Reproduce the material word for word, from its first line through the line containing "label-10560: 10560 [129, 293, 164, 306]", with both of those lines included.
···
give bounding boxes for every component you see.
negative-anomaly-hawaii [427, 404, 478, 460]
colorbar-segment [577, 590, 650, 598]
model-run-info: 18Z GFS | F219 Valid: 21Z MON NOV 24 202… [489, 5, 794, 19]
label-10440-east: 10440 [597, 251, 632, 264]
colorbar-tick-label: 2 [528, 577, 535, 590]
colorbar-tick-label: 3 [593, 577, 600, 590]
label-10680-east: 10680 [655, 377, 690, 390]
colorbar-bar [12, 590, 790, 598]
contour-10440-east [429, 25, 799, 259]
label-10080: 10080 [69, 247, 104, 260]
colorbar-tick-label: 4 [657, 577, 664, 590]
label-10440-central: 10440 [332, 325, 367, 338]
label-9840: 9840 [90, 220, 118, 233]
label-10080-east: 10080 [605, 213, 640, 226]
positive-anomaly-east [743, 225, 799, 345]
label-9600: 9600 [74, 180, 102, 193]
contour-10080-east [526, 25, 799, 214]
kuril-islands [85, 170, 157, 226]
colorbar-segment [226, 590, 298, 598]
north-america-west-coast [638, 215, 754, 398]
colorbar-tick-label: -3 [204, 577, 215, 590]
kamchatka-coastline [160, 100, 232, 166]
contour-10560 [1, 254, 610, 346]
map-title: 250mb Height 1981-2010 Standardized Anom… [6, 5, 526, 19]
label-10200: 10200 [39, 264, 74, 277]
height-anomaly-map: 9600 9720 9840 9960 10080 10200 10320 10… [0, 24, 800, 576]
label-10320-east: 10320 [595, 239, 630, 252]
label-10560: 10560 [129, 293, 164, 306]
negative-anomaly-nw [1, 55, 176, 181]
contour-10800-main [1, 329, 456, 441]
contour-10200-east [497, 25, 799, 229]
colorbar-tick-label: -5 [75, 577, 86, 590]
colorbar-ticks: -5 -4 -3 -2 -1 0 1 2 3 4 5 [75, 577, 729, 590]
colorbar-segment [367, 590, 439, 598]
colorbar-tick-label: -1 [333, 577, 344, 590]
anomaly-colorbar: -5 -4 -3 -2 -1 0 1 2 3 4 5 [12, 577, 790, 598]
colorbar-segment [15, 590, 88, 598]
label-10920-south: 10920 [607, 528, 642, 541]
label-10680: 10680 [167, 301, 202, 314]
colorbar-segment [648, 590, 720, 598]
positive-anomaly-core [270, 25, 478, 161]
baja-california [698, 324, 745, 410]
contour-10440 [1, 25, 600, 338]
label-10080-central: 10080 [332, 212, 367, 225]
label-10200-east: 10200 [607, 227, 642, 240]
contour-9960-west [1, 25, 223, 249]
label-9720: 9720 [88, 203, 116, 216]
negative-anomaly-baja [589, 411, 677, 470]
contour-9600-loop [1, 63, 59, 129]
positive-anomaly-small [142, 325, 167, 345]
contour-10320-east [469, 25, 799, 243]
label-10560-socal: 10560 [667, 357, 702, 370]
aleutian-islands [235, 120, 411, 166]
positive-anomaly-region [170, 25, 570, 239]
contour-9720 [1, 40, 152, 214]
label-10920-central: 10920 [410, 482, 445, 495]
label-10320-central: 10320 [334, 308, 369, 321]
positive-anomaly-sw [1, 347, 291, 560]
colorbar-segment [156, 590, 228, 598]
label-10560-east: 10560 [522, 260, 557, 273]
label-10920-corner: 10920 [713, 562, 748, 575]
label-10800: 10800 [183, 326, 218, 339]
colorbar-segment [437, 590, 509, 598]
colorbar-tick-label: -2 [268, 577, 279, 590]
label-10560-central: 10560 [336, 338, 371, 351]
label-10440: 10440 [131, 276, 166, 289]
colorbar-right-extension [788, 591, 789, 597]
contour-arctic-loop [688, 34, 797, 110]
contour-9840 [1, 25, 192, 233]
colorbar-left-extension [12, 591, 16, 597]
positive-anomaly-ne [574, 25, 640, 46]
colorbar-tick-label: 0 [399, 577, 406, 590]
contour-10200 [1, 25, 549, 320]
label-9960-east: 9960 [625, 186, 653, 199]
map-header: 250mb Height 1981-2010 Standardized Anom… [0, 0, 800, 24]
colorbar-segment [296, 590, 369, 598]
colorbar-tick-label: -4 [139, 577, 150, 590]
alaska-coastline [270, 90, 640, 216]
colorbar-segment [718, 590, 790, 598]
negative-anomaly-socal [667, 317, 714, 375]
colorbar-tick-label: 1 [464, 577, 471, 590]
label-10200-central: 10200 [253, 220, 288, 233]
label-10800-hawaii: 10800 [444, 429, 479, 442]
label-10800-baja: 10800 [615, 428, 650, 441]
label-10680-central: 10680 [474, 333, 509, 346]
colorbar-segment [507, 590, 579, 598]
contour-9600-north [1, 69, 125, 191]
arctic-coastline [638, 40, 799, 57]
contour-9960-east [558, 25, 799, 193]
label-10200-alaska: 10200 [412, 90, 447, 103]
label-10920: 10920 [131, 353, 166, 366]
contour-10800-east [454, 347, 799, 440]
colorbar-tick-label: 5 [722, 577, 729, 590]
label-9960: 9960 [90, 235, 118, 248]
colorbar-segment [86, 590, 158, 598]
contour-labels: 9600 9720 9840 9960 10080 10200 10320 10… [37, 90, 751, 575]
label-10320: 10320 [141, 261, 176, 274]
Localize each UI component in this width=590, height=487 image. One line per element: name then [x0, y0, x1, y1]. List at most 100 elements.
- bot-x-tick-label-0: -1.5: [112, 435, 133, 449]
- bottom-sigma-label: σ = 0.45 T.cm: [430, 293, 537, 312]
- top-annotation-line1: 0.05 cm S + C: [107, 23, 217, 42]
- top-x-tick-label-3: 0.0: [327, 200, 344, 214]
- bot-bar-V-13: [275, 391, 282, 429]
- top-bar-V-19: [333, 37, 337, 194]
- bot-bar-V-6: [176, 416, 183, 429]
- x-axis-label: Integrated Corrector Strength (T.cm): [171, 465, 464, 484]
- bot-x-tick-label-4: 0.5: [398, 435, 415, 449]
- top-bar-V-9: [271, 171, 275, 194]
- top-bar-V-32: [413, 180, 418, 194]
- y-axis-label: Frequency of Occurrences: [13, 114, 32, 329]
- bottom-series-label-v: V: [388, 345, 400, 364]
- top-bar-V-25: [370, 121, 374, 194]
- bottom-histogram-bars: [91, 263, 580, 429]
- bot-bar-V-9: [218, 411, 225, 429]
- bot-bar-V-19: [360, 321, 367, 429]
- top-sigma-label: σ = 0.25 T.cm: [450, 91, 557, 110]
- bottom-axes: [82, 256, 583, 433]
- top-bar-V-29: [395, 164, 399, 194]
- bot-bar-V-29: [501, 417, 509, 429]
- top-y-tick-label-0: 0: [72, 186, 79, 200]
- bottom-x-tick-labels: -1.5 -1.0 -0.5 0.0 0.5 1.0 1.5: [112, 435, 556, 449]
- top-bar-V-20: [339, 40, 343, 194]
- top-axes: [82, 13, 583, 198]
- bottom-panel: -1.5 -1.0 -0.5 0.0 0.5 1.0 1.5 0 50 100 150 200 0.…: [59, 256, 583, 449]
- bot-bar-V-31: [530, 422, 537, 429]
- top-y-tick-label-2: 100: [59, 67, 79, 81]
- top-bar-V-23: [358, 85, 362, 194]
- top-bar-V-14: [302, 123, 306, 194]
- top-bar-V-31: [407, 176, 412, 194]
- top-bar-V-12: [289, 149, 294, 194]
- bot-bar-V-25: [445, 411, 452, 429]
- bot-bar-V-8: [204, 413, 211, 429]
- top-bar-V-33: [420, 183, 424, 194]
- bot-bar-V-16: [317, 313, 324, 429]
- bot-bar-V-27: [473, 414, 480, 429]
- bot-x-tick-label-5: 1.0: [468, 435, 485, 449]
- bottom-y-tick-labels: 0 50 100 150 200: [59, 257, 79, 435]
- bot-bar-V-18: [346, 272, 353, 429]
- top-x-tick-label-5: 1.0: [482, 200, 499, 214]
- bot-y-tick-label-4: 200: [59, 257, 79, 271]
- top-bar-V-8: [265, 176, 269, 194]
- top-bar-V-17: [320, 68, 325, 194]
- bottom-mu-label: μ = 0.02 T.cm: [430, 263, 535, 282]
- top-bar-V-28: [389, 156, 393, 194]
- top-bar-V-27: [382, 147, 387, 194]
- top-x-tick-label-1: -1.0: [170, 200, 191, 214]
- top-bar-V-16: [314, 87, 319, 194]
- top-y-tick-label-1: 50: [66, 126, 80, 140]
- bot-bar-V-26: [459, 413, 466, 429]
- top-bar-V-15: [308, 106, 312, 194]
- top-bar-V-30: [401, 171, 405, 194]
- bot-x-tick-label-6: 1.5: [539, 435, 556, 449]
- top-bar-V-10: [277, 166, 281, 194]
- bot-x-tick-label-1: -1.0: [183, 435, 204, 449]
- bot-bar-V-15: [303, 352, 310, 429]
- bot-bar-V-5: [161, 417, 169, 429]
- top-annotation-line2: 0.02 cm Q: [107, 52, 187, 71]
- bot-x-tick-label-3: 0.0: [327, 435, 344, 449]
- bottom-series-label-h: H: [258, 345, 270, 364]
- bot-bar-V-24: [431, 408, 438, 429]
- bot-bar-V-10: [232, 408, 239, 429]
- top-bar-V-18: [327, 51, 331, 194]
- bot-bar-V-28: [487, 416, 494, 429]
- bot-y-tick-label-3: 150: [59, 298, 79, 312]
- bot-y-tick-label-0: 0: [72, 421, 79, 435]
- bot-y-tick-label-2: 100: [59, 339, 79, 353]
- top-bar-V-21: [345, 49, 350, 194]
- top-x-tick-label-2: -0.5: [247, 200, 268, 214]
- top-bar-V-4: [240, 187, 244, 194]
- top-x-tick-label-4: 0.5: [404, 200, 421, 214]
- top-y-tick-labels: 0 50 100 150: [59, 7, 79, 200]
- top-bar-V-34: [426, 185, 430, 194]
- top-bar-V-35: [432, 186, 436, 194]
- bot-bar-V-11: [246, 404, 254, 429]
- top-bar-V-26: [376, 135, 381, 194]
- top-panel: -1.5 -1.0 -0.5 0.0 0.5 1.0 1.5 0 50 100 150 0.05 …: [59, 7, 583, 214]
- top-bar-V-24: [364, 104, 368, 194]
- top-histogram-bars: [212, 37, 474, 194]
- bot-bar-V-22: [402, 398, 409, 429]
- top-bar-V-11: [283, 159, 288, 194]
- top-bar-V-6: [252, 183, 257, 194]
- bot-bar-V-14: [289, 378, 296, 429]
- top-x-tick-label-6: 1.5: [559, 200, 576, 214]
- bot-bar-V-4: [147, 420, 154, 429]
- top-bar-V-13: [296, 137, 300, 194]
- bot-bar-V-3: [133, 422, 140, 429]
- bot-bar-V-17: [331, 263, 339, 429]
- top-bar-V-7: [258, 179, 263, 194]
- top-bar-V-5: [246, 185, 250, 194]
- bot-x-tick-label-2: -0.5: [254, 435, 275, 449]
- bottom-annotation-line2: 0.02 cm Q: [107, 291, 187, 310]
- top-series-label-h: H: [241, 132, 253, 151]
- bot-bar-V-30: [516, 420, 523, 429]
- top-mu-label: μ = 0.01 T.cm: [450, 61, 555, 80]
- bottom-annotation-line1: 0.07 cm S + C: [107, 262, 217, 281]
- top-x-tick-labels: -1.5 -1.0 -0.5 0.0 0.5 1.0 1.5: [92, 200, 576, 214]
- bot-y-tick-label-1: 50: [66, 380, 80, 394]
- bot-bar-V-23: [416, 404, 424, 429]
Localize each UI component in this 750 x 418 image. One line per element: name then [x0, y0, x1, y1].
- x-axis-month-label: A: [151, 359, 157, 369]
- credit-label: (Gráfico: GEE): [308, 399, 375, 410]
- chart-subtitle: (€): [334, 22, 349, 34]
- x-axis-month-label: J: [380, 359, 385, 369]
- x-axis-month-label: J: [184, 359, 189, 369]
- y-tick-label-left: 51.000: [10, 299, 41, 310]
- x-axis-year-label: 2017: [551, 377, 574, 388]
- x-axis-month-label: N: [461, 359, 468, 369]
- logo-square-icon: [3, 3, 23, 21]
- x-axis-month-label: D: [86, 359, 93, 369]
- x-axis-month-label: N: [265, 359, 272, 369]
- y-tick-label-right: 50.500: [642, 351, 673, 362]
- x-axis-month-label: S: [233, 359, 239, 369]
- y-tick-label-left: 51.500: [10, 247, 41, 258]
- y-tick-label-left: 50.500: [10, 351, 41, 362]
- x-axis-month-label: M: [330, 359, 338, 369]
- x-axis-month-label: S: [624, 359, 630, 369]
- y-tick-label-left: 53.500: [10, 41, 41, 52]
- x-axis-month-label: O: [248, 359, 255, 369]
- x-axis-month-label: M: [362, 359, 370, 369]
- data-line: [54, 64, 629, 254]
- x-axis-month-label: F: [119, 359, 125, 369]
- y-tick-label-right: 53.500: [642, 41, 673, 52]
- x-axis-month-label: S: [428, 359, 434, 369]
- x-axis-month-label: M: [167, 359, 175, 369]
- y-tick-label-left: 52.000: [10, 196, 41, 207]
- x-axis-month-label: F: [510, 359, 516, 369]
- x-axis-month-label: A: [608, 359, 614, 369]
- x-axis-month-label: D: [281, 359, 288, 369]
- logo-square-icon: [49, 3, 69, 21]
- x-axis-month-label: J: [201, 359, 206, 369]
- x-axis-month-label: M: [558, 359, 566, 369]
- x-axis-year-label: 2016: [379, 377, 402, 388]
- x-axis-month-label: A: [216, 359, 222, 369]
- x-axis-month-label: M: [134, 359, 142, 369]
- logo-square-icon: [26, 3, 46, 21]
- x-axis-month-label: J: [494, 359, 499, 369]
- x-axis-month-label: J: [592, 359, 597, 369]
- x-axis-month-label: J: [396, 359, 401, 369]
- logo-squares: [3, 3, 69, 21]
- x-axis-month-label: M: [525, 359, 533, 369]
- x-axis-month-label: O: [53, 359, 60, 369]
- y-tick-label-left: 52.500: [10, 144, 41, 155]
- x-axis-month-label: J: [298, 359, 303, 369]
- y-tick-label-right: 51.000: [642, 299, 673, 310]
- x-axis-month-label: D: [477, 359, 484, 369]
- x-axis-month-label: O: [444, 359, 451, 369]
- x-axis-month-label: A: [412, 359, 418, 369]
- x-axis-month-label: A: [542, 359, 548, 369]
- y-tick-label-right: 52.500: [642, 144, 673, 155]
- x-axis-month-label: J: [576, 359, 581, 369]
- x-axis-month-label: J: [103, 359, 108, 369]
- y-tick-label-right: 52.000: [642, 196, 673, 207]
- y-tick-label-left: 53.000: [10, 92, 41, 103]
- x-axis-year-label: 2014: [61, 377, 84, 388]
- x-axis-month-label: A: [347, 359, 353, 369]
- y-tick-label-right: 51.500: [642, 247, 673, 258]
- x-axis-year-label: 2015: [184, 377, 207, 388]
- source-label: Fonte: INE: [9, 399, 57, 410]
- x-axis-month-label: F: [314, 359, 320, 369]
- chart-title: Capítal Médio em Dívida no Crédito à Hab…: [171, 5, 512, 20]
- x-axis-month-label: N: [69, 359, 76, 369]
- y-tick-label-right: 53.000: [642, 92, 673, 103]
···
## Response to this task
give bounding boxes for every component you see.
negative-anomaly-hawaii [427, 404, 478, 460]
colorbar-segment [577, 590, 650, 598]
model-run-info: 18Z GFS | F219 Valid: 21Z MON NOV 24 202… [489, 5, 794, 19]
label-10440-east: 10440 [597, 251, 632, 264]
colorbar-tick-label: 2 [528, 577, 535, 590]
colorbar-tick-label: 3 [593, 577, 600, 590]
label-10680-east: 10680 [655, 377, 690, 390]
colorbar-bar [12, 590, 790, 598]
contour-10440-east [429, 25, 799, 259]
label-10080: 10080 [69, 247, 104, 260]
colorbar-tick-label: 4 [657, 577, 664, 590]
label-10440-central: 10440 [332, 325, 367, 338]
label-9840: 9840 [90, 220, 118, 233]
label-10080-east: 10080 [605, 213, 640, 226]
positive-anomaly-east [743, 225, 799, 345]
label-9600: 9600 [74, 180, 102, 193]
contour-10080-east [526, 25, 799, 214]
kuril-islands [85, 170, 157, 226]
colorbar-segment [226, 590, 298, 598]
north-america-west-coast [638, 215, 754, 398]
colorbar-tick-label: -3 [204, 577, 215, 590]
kamchatka-coastline [160, 100, 232, 166]
contour-10560 [1, 254, 610, 346]
map-title: 250mb Height 1981-2010 Standardized Anom… [6, 5, 526, 19]
label-10200: 10200 [39, 264, 74, 277]
height-anomaly-map: 9600 9720 9840 9960 10080 10200 10320 10… [0, 24, 800, 576]
label-10320-east: 10320 [595, 239, 630, 252]
label-10560: 10560 [129, 293, 164, 306]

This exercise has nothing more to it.